> **Exercise**
For this exercise, repeat all of the material verbatim apart from its images.

## begin

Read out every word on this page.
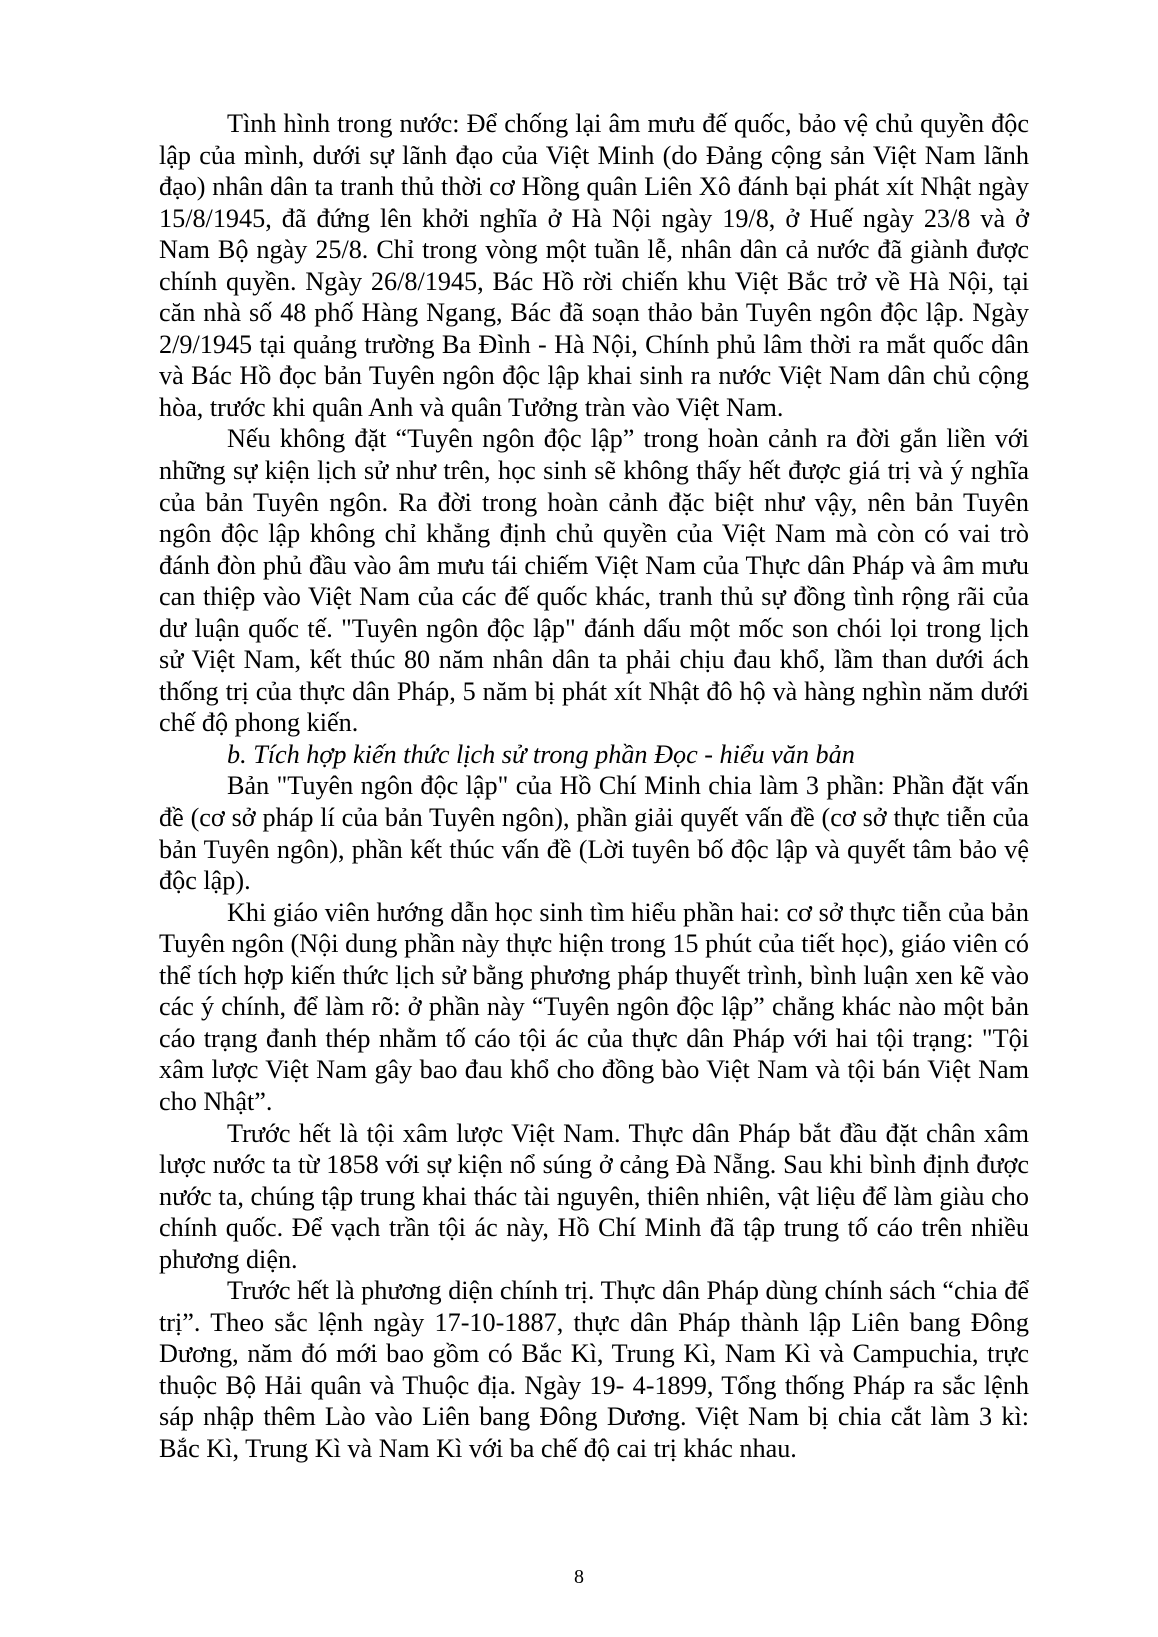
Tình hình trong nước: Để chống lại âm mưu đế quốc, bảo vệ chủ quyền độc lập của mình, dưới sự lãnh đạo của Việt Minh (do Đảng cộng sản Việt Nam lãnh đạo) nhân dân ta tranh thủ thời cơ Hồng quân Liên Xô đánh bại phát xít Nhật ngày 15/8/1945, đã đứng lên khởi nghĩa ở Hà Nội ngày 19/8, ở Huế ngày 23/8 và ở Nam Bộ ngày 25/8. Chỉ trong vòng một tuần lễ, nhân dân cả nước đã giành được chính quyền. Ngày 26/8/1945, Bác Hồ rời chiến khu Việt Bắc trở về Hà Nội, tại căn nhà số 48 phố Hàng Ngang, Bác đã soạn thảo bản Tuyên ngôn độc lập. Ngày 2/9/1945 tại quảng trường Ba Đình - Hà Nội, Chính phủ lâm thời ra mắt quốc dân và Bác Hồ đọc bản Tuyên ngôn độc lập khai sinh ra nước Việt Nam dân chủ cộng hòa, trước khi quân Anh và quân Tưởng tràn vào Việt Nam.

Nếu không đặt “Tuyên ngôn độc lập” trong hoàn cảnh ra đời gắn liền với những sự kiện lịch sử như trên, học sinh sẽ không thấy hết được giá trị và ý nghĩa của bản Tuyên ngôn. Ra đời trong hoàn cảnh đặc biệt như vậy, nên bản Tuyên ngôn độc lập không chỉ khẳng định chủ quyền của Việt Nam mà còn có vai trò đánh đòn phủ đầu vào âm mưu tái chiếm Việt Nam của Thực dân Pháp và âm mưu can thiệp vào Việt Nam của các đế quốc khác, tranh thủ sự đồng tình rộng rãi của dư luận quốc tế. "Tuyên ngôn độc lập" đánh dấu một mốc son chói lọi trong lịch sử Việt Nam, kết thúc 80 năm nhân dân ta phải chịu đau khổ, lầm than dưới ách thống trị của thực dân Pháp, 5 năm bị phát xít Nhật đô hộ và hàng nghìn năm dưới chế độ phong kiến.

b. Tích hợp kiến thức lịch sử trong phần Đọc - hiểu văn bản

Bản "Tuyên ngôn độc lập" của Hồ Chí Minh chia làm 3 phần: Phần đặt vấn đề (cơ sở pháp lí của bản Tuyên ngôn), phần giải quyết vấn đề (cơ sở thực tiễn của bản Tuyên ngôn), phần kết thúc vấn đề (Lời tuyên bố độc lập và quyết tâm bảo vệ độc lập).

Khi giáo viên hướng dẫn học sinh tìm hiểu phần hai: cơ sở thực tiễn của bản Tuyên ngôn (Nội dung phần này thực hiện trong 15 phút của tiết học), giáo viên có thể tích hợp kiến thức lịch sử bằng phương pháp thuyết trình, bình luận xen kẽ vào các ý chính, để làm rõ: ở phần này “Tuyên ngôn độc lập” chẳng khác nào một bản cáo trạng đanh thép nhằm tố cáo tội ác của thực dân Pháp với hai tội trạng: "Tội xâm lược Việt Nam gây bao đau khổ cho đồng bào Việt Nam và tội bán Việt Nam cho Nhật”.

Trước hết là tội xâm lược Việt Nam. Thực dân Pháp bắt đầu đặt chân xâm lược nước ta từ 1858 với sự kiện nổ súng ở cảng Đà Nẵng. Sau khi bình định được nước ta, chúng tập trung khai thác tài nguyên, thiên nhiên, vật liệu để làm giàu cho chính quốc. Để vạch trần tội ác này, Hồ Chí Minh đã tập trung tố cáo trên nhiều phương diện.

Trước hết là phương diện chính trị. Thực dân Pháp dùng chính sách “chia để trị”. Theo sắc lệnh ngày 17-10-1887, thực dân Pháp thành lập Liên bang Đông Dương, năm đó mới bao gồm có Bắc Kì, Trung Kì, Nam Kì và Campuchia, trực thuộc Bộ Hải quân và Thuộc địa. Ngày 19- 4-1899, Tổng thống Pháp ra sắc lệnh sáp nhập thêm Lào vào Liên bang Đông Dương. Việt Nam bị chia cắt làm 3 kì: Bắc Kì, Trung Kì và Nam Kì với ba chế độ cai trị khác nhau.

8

## end

> **Output of the exercise**
Read out every word on this page.
Tình hình trong nước: Để chống lại âm mưu đế quốc, bảo vệ chủ quyền độc lập của mình, dưới sự lãnh đạo của Việt Minh (do Đảng cộng sản Việt Nam lãnh đạo) nhân dân ta tranh thủ thời cơ Hồng quân Liên Xô đánh bại phát xít Nhật ngày 15/8/1945, đã đứng lên khởi nghĩa ở Hà Nội ngày 19/8, ở Huế ngày 23/8 và ở Nam Bộ ngày 25/8. Chỉ trong vòng một tuần lễ, nhân dân cả nước đã giành được chính quyền. Ngày 26/8/1945, Bác Hồ rời chiến khu Việt Bắc trở về Hà Nội, tại căn nhà số 48 phố Hàng Ngang, Bác đã soạn thảo bản Tuyên ngôn độc lập. Ngày 2/9/1945 tại quảng trường Ba Đình - Hà Nội, Chính phủ lâm thời ra mắt quốc dân và Bác Hồ đọc bản Tuyên ngôn độc lập khai sinh ra nước Việt Nam dân chủ cộng hòa, trước khi quân Anh và quân Tưởng tràn vào Việt Nam.

Nếu không đặt “Tuyên ngôn độc lập” trong hoàn cảnh ra đời gắn liền với những sự kiện lịch sử như trên, học sinh sẽ không thấy hết được giá trị và ý nghĩa của bản Tuyên ngôn. Ra đời trong hoàn cảnh đặc biệt như vậy, nên bản Tuyên ngôn độc lập không chỉ khẳng định chủ quyền của Việt Nam mà còn có vai trò đánh đòn phủ đầu vào âm mưu tái chiếm Việt Nam của Thực dân Pháp và âm mưu can thiệp vào Việt Nam của các đế quốc khác, tranh thủ sự đồng tình rộng rãi của dư luận quốc tế. "Tuyên ngôn độc lập" đánh dấu một mốc son chói lọi trong lịch sử Việt Nam, kết thúc 80 năm nhân dân ta phải chịu đau khổ, lầm than dưới ách thống trị của thực dân Pháp, 5 năm bị phát xít Nhật đô hộ và hàng nghìn năm dưới chế độ phong kiến.

b. Tích hợp kiến thức lịch sử trong phần Đọc - hiểu văn bản

Bản "Tuyên ngôn độc lập" của Hồ Chí Minh chia làm 3 phần: Phần đặt vấn đề (cơ sở pháp lí của bản Tuyên ngôn), phần giải quyết vấn đề (cơ sở thực tiễn của bản Tuyên ngôn), phần kết thúc vấn đề (Lời tuyên bố độc lập và quyết tâm bảo vệ độc lập).

Khi giáo viên hướng dẫn học sinh tìm hiểu phần hai: cơ sở thực tiễn của bản Tuyên ngôn (Nội dung phần này thực hiện trong 15 phút của tiết học), giáo viên có thể tích hợp kiến thức lịch sử bằng phương pháp thuyết trình, bình luận xen kẽ vào các ý chính, để làm rõ: ở phần này “Tuyên ngôn độc lập” chẳng khác nào một bản cáo trạng đanh thép nhằm tố cáo tội ác của thực dân Pháp với hai tội trạng: "Tội xâm lược Việt Nam gây bao đau khổ cho đồng bào Việt Nam và tội bán Việt Nam cho Nhật”.

Trước hết là tội xâm lược Việt Nam. Thực dân Pháp bắt đầu đặt chân xâm lược nước ta từ 1858 với sự kiện nổ súng ở cảng Đà Nẵng. Sau khi bình định được nước ta, chúng tập trung khai thác tài nguyên, thiên nhiên, vật liệu để làm giàu cho chính quốc. Để vạch trần tội ác này, Hồ Chí Minh đã tập trung tố cáo trên nhiều phương diện.

Trước hết là phương diện chính trị. Thực dân Pháp dùng chính sách “chia để trị”. Theo sắc lệnh ngày 17-10-1887, thực dân Pháp thành lập Liên bang Đông Dương, năm đó mới bao gồm có Bắc Kì, Trung Kì, Nam Kì và Campuchia, trực thuộc Bộ Hải quân và Thuộc địa. Ngày 19- 4-1899, Tổng thống Pháp ra sắc lệnh sáp nhập thêm Lào vào Liên bang Đông Dương. Việt Nam bị chia cắt làm 3 kì: Bắc Kì, Trung Kì và Nam Kì với ba chế độ cai trị khác nhau.

8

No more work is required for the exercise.